## WHAT IS NEEDED:
Output the material exactly, but drop every image it holds.

========================================

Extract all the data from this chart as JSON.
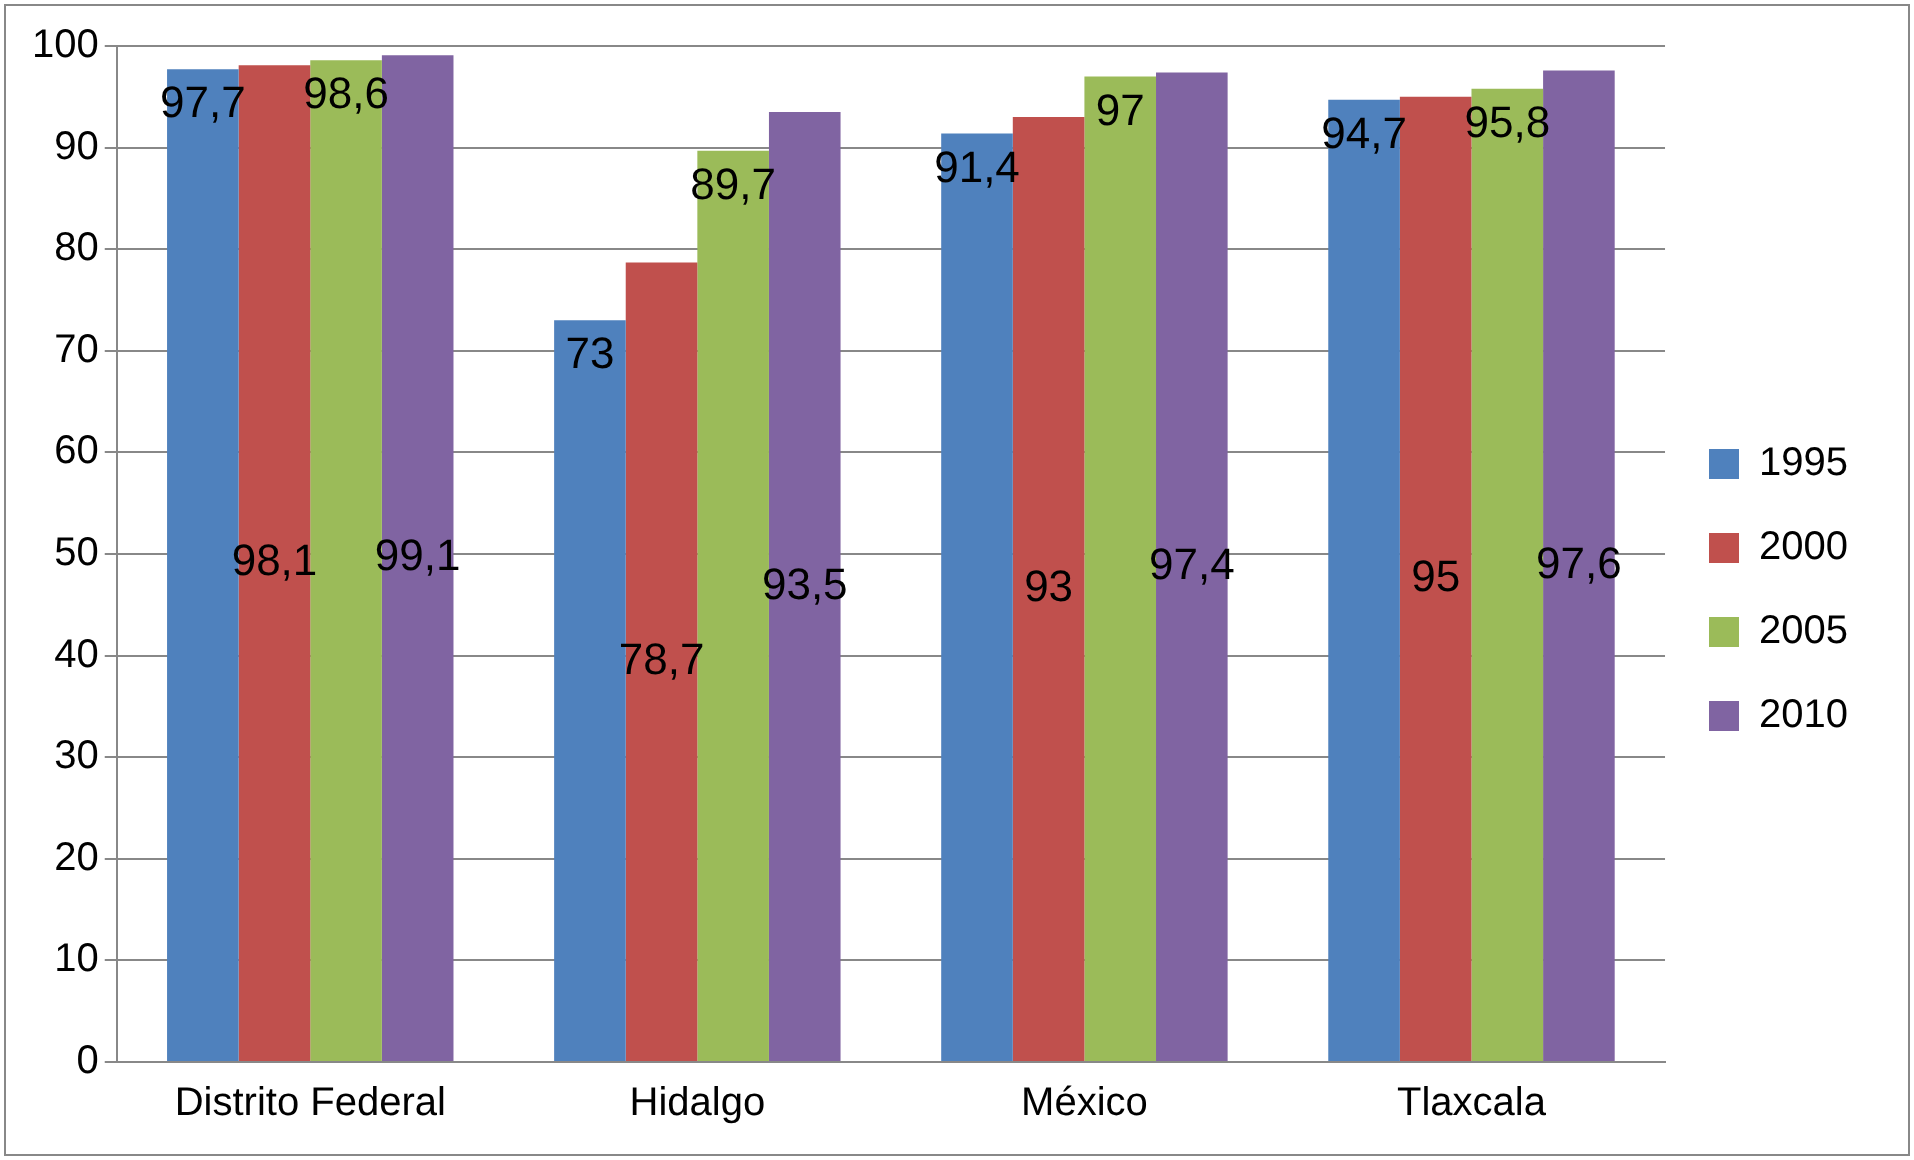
{
  "chart_data": {
    "type": "bar",
    "categories": [
      "Distrito Federal",
      "Hidalgo",
      "México",
      "Tlaxcala"
    ],
    "series": [
      {
        "name": "1995",
        "color": "#4f81bd",
        "values": [
          97.7,
          73,
          91.4,
          94.7
        ],
        "value_labels": [
          "97,7",
          "73",
          "91,4",
          "94,7"
        ]
      },
      {
        "name": "2000",
        "color": "#c0504d",
        "values": [
          98.1,
          78.7,
          93,
          95
        ],
        "value_labels": [
          "98,1",
          "78,7",
          "93",
          "95"
        ]
      },
      {
        "name": "2005",
        "color": "#9bbb59",
        "values": [
          98.6,
          89.7,
          97,
          95.8
        ],
        "value_labels": [
          "98,6",
          "89,7",
          "97",
          "95,8"
        ]
      },
      {
        "name": "2010",
        "color": "#8064a2",
        "values": [
          99.1,
          93.5,
          97.4,
          97.6
        ],
        "value_labels": [
          "99,1",
          "93,5",
          "97,4",
          "97,6"
        ]
      }
    ],
    "ylim": [
      0,
      100
    ],
    "yticks": [
      0,
      10,
      20,
      30,
      40,
      50,
      60,
      70,
      80,
      90,
      100
    ],
    "grid": "y",
    "legend": "right"
  }
}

========================================

## THE OUTPUT:
Extract all the data from this chart as JSON.
{
  "chart_data": {
    "type": "bar",
    "categories": [
      "Distrito Federal",
      "Hidalgo",
      "México",
      "Tlaxcala"
    ],
    "series": [
      {
        "name": "1995",
        "color": "#4f81bd",
        "values": [
          97.7,
          73,
          91.4,
          94.7
        ],
        "value_labels": [
          "97,7",
          "73",
          "91,4",
          "94,7"
        ]
      },
      {
        "name": "2000",
        "color": "#c0504d",
        "values": [
          98.1,
          78.7,
          93,
          95
        ],
        "value_labels": [
          "98,1",
          "78,7",
          "93",
          "95"
        ]
      },
      {
        "name": "2005",
        "color": "#9bbb59",
        "values": [
          98.6,
          89.7,
          97,
          95.8
        ],
        "value_labels": [
          "98,6",
          "89,7",
          "97",
          "95,8"
        ]
      },
      {
        "name": "2010",
        "color": "#8064a2",
        "values": [
          99.1,
          93.5,
          97.4,
          97.6
        ],
        "value_labels": [
          "99,1",
          "93,5",
          "97,4",
          "97,6"
        ]
      }
    ],
    "ylim": [
      0,
      100
    ],
    "yticks": [
      0,
      10,
      20,
      30,
      40,
      50,
      60,
      70,
      80,
      90,
      100
    ],
    "grid": "y",
    "legend": "right"
  }
}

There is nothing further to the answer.